• [WHAT YOU NEED TO DO]:
Reply with only the number of lines that contain the string "this".

::::

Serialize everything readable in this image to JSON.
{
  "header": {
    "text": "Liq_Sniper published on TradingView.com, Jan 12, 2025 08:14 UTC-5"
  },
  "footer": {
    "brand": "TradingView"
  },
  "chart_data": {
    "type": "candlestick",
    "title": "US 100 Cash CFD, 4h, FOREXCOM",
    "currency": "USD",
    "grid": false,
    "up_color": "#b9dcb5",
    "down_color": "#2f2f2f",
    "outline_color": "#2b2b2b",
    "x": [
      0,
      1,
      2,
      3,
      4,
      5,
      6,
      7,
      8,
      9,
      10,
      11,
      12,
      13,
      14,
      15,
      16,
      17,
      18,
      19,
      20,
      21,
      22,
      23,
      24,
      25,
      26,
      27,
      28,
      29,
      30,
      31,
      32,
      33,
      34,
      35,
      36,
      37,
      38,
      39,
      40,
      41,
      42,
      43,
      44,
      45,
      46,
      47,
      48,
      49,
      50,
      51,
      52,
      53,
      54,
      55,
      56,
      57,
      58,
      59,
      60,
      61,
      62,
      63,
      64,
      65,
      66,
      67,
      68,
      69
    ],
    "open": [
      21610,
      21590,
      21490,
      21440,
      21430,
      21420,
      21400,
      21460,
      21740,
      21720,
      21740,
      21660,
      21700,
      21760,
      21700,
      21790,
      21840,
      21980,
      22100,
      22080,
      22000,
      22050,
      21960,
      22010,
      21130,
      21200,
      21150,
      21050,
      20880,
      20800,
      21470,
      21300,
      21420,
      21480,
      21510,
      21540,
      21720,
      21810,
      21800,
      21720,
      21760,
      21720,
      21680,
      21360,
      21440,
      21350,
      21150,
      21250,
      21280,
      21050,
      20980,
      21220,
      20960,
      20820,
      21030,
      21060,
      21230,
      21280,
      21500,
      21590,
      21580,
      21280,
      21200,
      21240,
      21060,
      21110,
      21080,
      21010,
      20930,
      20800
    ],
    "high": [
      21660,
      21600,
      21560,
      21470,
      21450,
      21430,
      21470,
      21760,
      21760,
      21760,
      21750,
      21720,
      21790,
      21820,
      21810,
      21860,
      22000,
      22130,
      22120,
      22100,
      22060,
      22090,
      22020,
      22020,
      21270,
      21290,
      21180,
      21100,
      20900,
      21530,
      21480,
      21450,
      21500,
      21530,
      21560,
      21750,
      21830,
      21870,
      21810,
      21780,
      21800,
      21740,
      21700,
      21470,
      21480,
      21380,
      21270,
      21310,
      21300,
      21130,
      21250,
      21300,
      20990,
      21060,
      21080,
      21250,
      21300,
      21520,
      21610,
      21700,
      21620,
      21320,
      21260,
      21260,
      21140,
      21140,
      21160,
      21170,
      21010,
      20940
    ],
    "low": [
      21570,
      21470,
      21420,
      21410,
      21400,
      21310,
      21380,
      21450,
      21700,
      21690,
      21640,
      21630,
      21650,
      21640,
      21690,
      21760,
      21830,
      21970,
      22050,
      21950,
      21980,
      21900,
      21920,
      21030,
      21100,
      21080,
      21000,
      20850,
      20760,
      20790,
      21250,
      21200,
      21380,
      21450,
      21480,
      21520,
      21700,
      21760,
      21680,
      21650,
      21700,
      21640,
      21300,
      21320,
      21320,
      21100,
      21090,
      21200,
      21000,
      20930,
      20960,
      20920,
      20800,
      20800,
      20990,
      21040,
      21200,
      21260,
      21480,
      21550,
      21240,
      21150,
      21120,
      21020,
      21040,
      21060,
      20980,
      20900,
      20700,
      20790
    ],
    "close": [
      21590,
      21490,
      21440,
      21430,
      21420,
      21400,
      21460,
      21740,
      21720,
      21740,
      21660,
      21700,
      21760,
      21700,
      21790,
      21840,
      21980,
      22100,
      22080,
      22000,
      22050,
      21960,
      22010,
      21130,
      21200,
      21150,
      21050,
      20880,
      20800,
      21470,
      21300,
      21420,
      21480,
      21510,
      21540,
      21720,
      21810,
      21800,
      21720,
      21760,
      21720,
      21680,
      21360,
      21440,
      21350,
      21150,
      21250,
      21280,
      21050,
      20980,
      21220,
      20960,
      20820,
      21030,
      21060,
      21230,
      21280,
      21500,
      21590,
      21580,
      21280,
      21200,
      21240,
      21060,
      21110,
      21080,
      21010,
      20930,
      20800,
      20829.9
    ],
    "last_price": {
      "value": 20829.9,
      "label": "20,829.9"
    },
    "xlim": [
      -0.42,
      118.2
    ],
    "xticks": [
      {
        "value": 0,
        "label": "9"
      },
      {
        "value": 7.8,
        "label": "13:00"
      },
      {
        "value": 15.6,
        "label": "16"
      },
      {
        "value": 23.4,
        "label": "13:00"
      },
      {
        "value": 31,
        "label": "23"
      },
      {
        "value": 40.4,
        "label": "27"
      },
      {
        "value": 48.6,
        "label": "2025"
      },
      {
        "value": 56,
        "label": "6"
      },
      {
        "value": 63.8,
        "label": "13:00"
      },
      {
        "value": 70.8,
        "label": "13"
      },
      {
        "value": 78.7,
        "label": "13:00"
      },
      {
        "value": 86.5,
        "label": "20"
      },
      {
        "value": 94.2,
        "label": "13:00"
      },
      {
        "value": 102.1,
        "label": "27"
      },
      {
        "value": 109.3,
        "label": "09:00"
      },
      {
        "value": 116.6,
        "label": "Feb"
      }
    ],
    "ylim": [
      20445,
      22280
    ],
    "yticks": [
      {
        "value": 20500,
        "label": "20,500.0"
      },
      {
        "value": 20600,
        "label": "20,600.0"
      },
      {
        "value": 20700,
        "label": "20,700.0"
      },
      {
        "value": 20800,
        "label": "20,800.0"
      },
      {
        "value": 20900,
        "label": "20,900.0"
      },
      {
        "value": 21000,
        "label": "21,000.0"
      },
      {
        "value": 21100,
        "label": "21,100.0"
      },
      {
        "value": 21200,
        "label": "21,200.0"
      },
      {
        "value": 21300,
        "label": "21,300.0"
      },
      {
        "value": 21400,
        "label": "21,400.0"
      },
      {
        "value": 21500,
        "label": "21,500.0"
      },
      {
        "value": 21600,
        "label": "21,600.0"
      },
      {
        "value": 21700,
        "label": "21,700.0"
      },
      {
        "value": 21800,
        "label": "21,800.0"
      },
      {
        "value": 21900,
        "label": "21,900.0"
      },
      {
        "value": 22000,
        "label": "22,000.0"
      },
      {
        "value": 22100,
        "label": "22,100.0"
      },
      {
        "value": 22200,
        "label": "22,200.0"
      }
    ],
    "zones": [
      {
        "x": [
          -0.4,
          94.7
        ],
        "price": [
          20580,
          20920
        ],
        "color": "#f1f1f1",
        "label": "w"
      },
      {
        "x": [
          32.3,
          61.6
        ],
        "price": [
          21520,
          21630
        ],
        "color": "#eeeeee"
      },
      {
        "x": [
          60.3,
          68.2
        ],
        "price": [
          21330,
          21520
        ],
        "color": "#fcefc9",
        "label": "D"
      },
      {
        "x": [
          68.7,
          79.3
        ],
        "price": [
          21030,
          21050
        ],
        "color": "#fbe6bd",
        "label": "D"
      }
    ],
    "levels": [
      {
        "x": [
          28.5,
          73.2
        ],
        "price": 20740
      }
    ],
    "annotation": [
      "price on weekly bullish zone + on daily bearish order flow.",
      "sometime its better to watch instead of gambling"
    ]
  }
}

::::

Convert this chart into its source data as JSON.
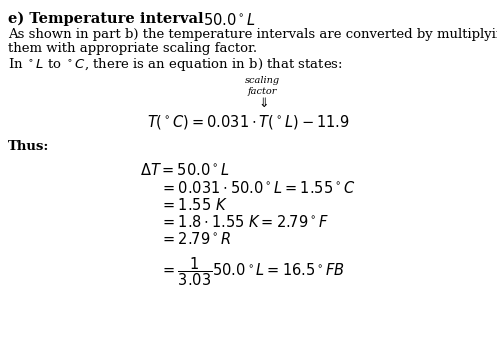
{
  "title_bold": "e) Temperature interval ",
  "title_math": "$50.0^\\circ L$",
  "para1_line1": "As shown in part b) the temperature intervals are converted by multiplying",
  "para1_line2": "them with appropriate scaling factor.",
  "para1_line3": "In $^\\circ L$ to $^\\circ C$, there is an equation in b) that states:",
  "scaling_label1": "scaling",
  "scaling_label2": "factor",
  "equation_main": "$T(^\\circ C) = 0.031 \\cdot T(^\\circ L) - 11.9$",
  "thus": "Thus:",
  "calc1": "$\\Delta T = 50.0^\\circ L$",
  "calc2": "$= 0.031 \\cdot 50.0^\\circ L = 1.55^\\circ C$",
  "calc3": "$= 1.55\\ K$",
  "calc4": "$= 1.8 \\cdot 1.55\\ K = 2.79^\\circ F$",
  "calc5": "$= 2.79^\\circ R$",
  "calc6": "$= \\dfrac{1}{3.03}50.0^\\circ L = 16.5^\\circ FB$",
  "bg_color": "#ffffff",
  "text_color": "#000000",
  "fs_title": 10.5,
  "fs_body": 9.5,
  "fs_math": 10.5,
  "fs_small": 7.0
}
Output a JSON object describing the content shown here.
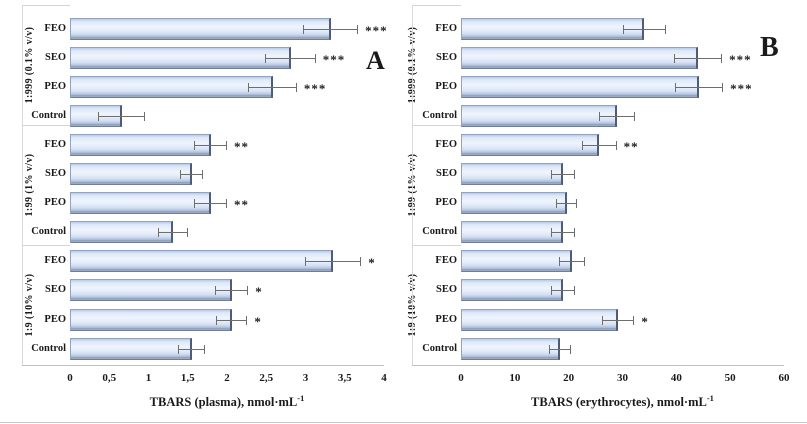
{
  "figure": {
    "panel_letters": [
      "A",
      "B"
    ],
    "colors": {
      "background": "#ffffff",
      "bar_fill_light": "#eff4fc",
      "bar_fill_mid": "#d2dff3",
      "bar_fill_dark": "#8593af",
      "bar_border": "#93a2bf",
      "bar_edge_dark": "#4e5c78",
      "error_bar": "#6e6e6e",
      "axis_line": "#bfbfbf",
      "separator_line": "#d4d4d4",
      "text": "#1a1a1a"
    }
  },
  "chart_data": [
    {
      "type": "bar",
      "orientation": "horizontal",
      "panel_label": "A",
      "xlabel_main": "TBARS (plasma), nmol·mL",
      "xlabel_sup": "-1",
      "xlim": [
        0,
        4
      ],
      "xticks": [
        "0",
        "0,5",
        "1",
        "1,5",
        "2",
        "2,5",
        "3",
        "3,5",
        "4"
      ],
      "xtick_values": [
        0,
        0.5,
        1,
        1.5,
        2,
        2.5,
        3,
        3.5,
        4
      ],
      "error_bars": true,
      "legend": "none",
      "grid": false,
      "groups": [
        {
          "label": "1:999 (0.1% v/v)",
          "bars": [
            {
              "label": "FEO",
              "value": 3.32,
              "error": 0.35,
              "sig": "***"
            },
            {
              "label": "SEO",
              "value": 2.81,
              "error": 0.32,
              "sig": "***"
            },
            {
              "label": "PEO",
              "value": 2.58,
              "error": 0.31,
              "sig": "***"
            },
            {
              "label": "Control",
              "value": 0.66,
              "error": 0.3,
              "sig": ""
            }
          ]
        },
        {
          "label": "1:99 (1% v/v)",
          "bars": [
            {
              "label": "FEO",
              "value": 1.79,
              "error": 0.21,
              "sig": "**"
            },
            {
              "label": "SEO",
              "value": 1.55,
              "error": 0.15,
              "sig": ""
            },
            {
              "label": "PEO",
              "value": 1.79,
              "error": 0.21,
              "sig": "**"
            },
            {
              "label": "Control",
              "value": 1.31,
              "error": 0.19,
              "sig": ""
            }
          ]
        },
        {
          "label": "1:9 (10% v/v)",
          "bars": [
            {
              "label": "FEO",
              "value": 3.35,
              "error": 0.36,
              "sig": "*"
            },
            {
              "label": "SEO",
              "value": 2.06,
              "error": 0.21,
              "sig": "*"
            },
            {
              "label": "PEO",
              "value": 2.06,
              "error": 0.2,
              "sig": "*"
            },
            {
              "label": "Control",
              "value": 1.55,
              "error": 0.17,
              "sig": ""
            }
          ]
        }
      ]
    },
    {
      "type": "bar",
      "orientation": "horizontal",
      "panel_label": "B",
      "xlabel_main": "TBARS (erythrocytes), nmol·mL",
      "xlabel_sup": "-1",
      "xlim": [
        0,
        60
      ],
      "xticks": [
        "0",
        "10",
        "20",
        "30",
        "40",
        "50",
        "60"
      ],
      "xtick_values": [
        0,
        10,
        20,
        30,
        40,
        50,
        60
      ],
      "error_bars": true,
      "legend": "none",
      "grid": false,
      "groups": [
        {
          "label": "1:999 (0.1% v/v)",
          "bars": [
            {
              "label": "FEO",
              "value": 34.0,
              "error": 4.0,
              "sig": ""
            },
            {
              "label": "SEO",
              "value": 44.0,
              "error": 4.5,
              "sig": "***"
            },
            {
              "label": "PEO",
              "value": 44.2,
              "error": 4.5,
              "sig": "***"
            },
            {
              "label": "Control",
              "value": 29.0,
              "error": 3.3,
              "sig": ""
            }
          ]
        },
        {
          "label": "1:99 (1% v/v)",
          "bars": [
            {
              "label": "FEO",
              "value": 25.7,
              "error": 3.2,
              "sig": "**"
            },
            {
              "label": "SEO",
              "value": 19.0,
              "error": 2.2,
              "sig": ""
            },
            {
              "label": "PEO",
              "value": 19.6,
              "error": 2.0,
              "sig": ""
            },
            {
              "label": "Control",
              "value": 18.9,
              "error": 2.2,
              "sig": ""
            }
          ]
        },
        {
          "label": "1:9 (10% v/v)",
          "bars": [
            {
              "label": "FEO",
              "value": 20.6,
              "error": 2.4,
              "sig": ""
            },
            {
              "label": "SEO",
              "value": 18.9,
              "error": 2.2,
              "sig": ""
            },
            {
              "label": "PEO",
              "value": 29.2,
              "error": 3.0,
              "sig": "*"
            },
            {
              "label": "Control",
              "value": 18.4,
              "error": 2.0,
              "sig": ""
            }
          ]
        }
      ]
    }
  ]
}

::::

• [SOLUTION TO THE EXERCISE]:
2